------ Provided records ------

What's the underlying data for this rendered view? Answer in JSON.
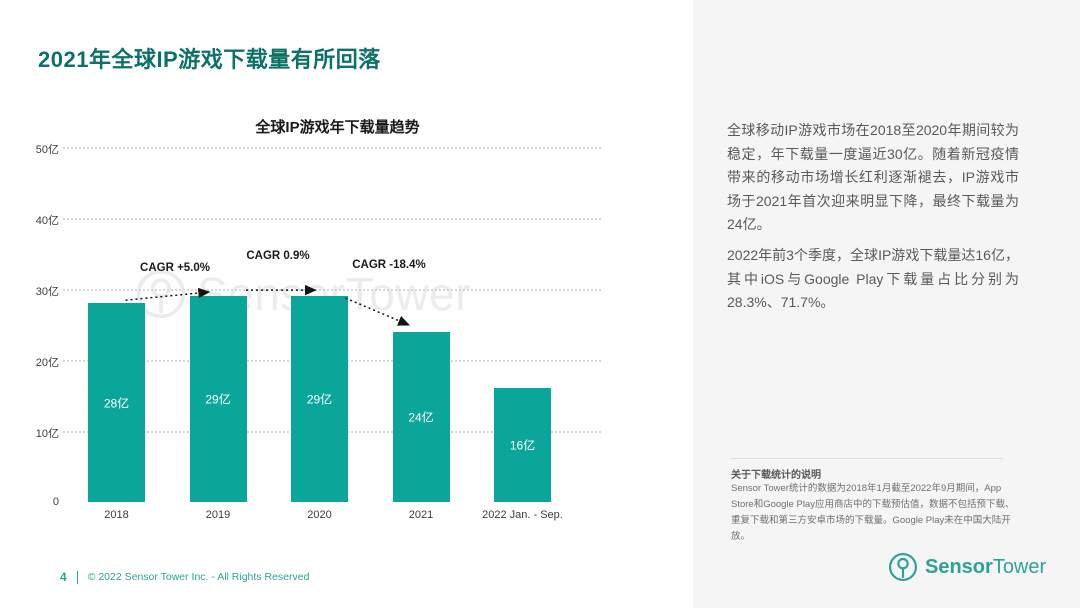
{
  "page": {
    "title": "2021年全球IP游戏下载量有所回落",
    "footer": {
      "page_number": "4",
      "copyright": "© 2022 Sensor Tower Inc. - All Rights Reserved"
    }
  },
  "chart_data": {
    "type": "bar",
    "title": "全球IP游戏年下载量趋势",
    "categories": [
      "2018",
      "2019",
      "2020",
      "2021",
      "2022 Jan. - Sep."
    ],
    "values": [
      28,
      29,
      29,
      24,
      16
    ],
    "bar_labels": [
      "28亿",
      "29亿",
      "29亿",
      "24亿",
      "16亿"
    ],
    "unit": "亿",
    "ylim": [
      0,
      50
    ],
    "ytick_step": 10,
    "ytick_labels": [
      "0",
      "10亿",
      "20亿",
      "30亿",
      "40亿",
      "50亿"
    ],
    "annotations": [
      {
        "label": "CAGR +5.0%",
        "between": [
          "2018",
          "2019"
        ]
      },
      {
        "label": "CAGR 0.9%",
        "between": [
          "2019",
          "2020"
        ]
      },
      {
        "label": "CAGR -18.4%",
        "between": [
          "2020",
          "2021"
        ]
      }
    ],
    "bar_color": "#0aa69a",
    "grid": "horizontal-dotted",
    "legend": "none"
  },
  "watermark": {
    "text": "SensorTower"
  },
  "summary_panel": {
    "paragraphs": [
      "全球移动IP游戏市场在2018至2020年期间较为稳定，年下载量一度逼近30亿。随着新冠疫情带来的移动市场增长红利逐渐褪去，IP游戏市场于2021年首次迎来明显下降，最终下载量为24亿。",
      "2022年前3个季度，全球IP游戏下载量达16亿，其中iOS与Google Play下载量占比分别为28.3%、71.7%。"
    ],
    "note": {
      "title": "关于下载统计的说明",
      "body": "Sensor Tower统计的数据为2018年1月截至2022年9月期间，App Store和Google Play应用商店中的下载预估值，数据不包括预下载、重复下载和第三方安卓市场的下载量。Google Play未在中国大陆开放。"
    },
    "logo": {
      "bold": "Sensor",
      "regular": "Tower"
    }
  },
  "colors": {
    "accent_teal": "#0aa69a",
    "title_teal": "#0d7168",
    "footer_teal": "#2fa296",
    "panel_bg": "#f5f5f6",
    "body_text": "#58595b",
    "watermark_gray": "#ececec"
  }
}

------

» Instruction
The entries above are to be returned exactly, without their pictures.

» Answer below
What's the underlying data for this rendered view? Answer in JSON.
{
  "page": {
    "title": "2021年全球IP游戏下载量有所回落",
    "footer": {
      "page_number": "4",
      "copyright": "© 2022 Sensor Tower Inc. - All Rights Reserved"
    }
  },
  "chart_data": {
    "type": "bar",
    "title": "全球IP游戏年下载量趋势",
    "categories": [
      "2018",
      "2019",
      "2020",
      "2021",
      "2022 Jan. - Sep."
    ],
    "values": [
      28,
      29,
      29,
      24,
      16
    ],
    "bar_labels": [
      "28亿",
      "29亿",
      "29亿",
      "24亿",
      "16亿"
    ],
    "unit": "亿",
    "ylim": [
      0,
      50
    ],
    "ytick_step": 10,
    "ytick_labels": [
      "0",
      "10亿",
      "20亿",
      "30亿",
      "40亿",
      "50亿"
    ],
    "annotations": [
      {
        "label": "CAGR +5.0%",
        "between": [
          "2018",
          "2019"
        ]
      },
      {
        "label": "CAGR 0.9%",
        "between": [
          "2019",
          "2020"
        ]
      },
      {
        "label": "CAGR -18.4%",
        "between": [
          "2020",
          "2021"
        ]
      }
    ],
    "bar_color": "#0aa69a",
    "grid": "horizontal-dotted",
    "legend": "none"
  },
  "watermark": {
    "text": "SensorTower"
  },
  "summary_panel": {
    "paragraphs": [
      "全球移动IP游戏市场在2018至2020年期间较为稳定，年下载量一度逼近30亿。随着新冠疫情带来的移动市场增长红利逐渐褪去，IP游戏市场于2021年首次迎来明显下降，最终下载量为24亿。",
      "2022年前3个季度，全球IP游戏下载量达16亿，其中iOS与Google Play下载量占比分别为28.3%、71.7%。"
    ],
    "note": {
      "title": "关于下载统计的说明",
      "body": "Sensor Tower统计的数据为2018年1月截至2022年9月期间，App Store和Google Play应用商店中的下载预估值，数据不包括预下载、重复下载和第三方安卓市场的下载量。Google Play未在中国大陆开放。"
    },
    "logo": {
      "bold": "Sensor",
      "regular": "Tower"
    }
  },
  "colors": {
    "accent_teal": "#0aa69a",
    "title_teal": "#0d7168",
    "footer_teal": "#2fa296",
    "panel_bg": "#f5f5f6",
    "body_text": "#58595b",
    "watermark_gray": "#ececec"
  }
}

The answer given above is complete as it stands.